**Given instruction:** Write the entries out again exactly as they stand, but without the pictures.

* start Record extracts *

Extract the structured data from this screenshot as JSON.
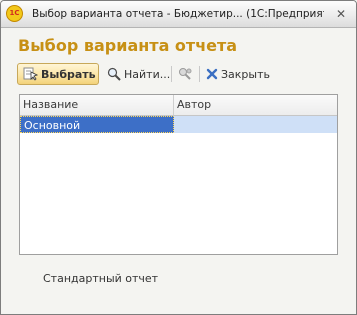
{
  "window": {
    "logo_text": "1С",
    "title": "Выбор варианта отчета - Бюджетир...   (1С:Предприятие)",
    "close_glyph": "✕"
  },
  "heading": "Выбор варианта отчета",
  "toolbar": {
    "select_label": "Выбрать",
    "find_label": "Найти...",
    "close_label": "Закрыть"
  },
  "list": {
    "columns": [
      "Название",
      "Автор"
    ],
    "rows": [
      {
        "name": "Основной",
        "author": ""
      }
    ]
  },
  "footer": "Стандартный отчет",
  "colors": {
    "heading": "#c79015",
    "selection": "#3d6fc7",
    "selection_light": "#cfe0f7",
    "primary_button": "#fbe6a8"
  },
  "icons": [
    "app-logo-icon",
    "select-icon",
    "find-icon",
    "copy-icon",
    "delete-icon",
    "close-icon"
  ]
}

* end Record extracts *

**Exercise solution:**
Extract the structured data from this screenshot as JSON.
{
  "window": {
    "logo_text": "1С",
    "title": "Выбор варианта отчета - Бюджетир...   (1С:Предприятие)",
    "close_glyph": "✕"
  },
  "heading": "Выбор варианта отчета",
  "toolbar": {
    "select_label": "Выбрать",
    "find_label": "Найти...",
    "close_label": "Закрыть"
  },
  "list": {
    "columns": [
      "Название",
      "Автор"
    ],
    "rows": [
      {
        "name": "Основной",
        "author": ""
      }
    ]
  },
  "footer": "Стандартный отчет",
  "colors": {
    "heading": "#c79015",
    "selection": "#3d6fc7",
    "selection_light": "#cfe0f7",
    "primary_button": "#fbe6a8"
  },
  "icons": [
    "app-logo-icon",
    "select-icon",
    "find-icon",
    "copy-icon",
    "delete-icon",
    "close-icon"
  ]
}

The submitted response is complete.